** BEGIN **

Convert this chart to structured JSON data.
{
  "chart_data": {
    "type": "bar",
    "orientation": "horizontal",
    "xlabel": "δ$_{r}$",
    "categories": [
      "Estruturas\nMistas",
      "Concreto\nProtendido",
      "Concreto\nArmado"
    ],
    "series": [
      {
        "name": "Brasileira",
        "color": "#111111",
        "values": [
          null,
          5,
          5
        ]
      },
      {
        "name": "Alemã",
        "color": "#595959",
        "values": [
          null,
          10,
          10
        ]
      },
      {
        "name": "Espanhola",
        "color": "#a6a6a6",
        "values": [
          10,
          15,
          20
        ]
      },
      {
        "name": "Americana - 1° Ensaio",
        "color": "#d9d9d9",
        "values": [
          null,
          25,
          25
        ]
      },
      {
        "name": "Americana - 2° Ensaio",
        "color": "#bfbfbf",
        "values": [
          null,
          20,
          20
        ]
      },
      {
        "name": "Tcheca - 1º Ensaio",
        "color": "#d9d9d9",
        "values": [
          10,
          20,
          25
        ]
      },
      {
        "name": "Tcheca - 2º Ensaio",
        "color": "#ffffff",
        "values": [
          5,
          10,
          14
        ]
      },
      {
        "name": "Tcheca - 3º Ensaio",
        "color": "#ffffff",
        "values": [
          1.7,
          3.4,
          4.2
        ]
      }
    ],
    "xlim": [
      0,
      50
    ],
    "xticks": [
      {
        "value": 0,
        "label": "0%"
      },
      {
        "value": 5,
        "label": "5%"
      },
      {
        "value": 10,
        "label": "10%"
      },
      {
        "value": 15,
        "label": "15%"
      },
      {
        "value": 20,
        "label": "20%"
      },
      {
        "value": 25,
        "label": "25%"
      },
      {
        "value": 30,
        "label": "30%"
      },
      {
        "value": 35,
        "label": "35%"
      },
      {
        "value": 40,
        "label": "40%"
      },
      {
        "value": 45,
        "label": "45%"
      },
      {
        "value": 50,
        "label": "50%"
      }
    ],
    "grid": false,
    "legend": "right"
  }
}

** END **

- **STATED EXERCISE**
Give an exact copy of all the data shown above.

- **SOLUTION TO THIS PROBLEM**
Convert this chart to structured JSON data.
{
  "chart_data": {
    "type": "bar",
    "orientation": "horizontal",
    "xlabel": "δ$_{r}$",
    "categories": [
      "Estruturas\nMistas",
      "Concreto\nProtendido",
      "Concreto\nArmado"
    ],
    "series": [
      {
        "name": "Brasileira",
        "color": "#111111",
        "values": [
          null,
          5,
          5
        ]
      },
      {
        "name": "Alemã",
        "color": "#595959",
        "values": [
          null,
          10,
          10
        ]
      },
      {
        "name": "Espanhola",
        "color": "#a6a6a6",
        "values": [
          10,
          15,
          20
        ]
      },
      {
        "name": "Americana - 1° Ensaio",
        "color": "#d9d9d9",
        "values": [
          null,
          25,
          25
        ]
      },
      {
        "name": "Americana - 2° Ensaio",
        "color": "#bfbfbf",
        "values": [
          null,
          20,
          20
        ]
      },
      {
        "name": "Tcheca - 1º Ensaio",
        "color": "#d9d9d9",
        "values": [
          10,
          20,
          25
        ]
      },
      {
        "name": "Tcheca - 2º Ensaio",
        "color": "#ffffff",
        "values": [
          5,
          10,
          14
        ]
      },
      {
        "name": "Tcheca - 3º Ensaio",
        "color": "#ffffff",
        "values": [
          1.7,
          3.4,
          4.2
        ]
      }
    ],
    "xlim": [
      0,
      50
    ],
    "xticks": [
      {
        "value": 0,
        "label": "0%"
      },
      {
        "value": 5,
        "label": "5%"
      },
      {
        "value": 10,
        "label": "10%"
      },
      {
        "value": 15,
        "label": "15%"
      },
      {
        "value": 20,
        "label": "20%"
      },
      {
        "value": 25,
        "label": "25%"
      },
      {
        "value": 30,
        "label": "30%"
      },
      {
        "value": 35,
        "label": "35%"
      },
      {
        "value": 40,
        "label": "40%"
      },
      {
        "value": 45,
        "label": "45%"
      },
      {
        "value": 50,
        "label": "50%"
      }
    ],
    "grid": false,
    "legend": "right"
  }
}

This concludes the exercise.